** Task brief **
Extract each line containing the string "сдать".

# Start of Data section

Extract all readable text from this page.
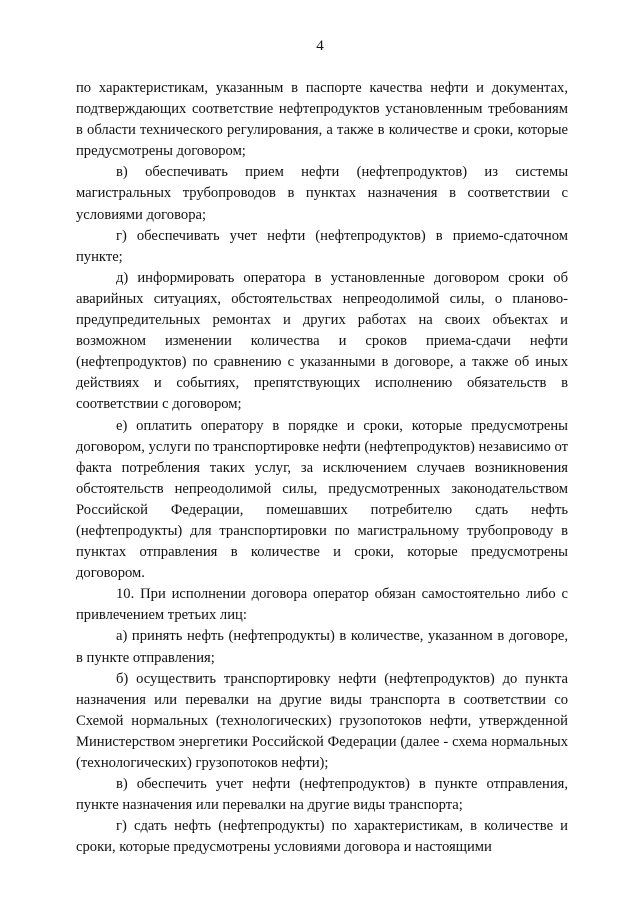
4

по характеристикам, указанным в паспорте качества нефти и документах, подтверждающих соответствие нефтепродуктов установленным требованиям в области технического регулирования, а также в количестве и сроки, которые предусмотрены договором;

в) обеспечивать прием нефти (нефтепродуктов) из системы магистральных трубопроводов в пунктах назначения в соответствии с условиями договора;

г) обеспечивать учет нефти (нефтепродуктов) в приемо-сдаточном пункте;

д) информировать оператора в установленные договором сроки об аварийных ситуациях, обстоятельствах непреодолимой силы, о планово-предупредительных ремонтах и других работах на своих объектах и возможном изменении количества и сроков приема-сдачи нефти (нефтепродуктов) по сравнению с указанными в договоре, а также об иных действиях и событиях, препятствующих исполнению обязательств в соответствии с договором;

е) оплатить оператору в порядке и сроки, которые предусмотрены договором, услуги по транспортировке нефти (нефтепродуктов) независимо от факта потребления таких услуг, за исключением случаев возникновения обстоятельств непреодолимой силы, предусмотренных законодательством Российской Федерации, помешавших потребителю сдать нефть (нефтепродукты) для транспортировки по магистральному трубопроводу в пунктах отправления в количестве и сроки, которые предусмотрены договором.

10. При исполнении договора оператор обязан самостоятельно либо с привлечением третьих лиц:

а) принять нефть (нефтепродукты) в количестве, указанном в договоре, в пункте отправления;

б) осуществить транспортировку нефти (нефтепродуктов) до пункта назначения или перевалки на другие виды транспорта в соответствии со Схемой нормальных (технологических) грузопотоков нефти, утвержденной Министерством энергетики Российской Федерации (далее - схема нормальных (технологических) грузопотоков нефти);

в) обеспечить учет нефти (нефтепродуктов) в пункте отправления, пункте назначения или перевалки на другие виды транспорта;

г) сдать нефть (нефтепродукты) по характеристикам, в количестве и сроки, которые предусмотрены условиями договора и настоящими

# End of Data section

** Reply to the task **
е) оплатить оператору в порядке и сроки, которые предусмотрены договором, услуги по транспортировке нефти (нефтепродуктов) независимо от факта потребления таких услуг, за исключением случаев возникновения обстоятельств непреодолимой силы, предусмотренных законодательством Российской Федерации, помешавших потребителю сдать нефть (нефтепродукты) для транспортировки по магистральному трубопроводу в пунктах отправления в количестве и сроки, которые предусмотрены договором.
г) сдать нефть (нефтепродукты) по характеристикам, в количестве и сроки, которые предусмотрены условиями договора и настоящими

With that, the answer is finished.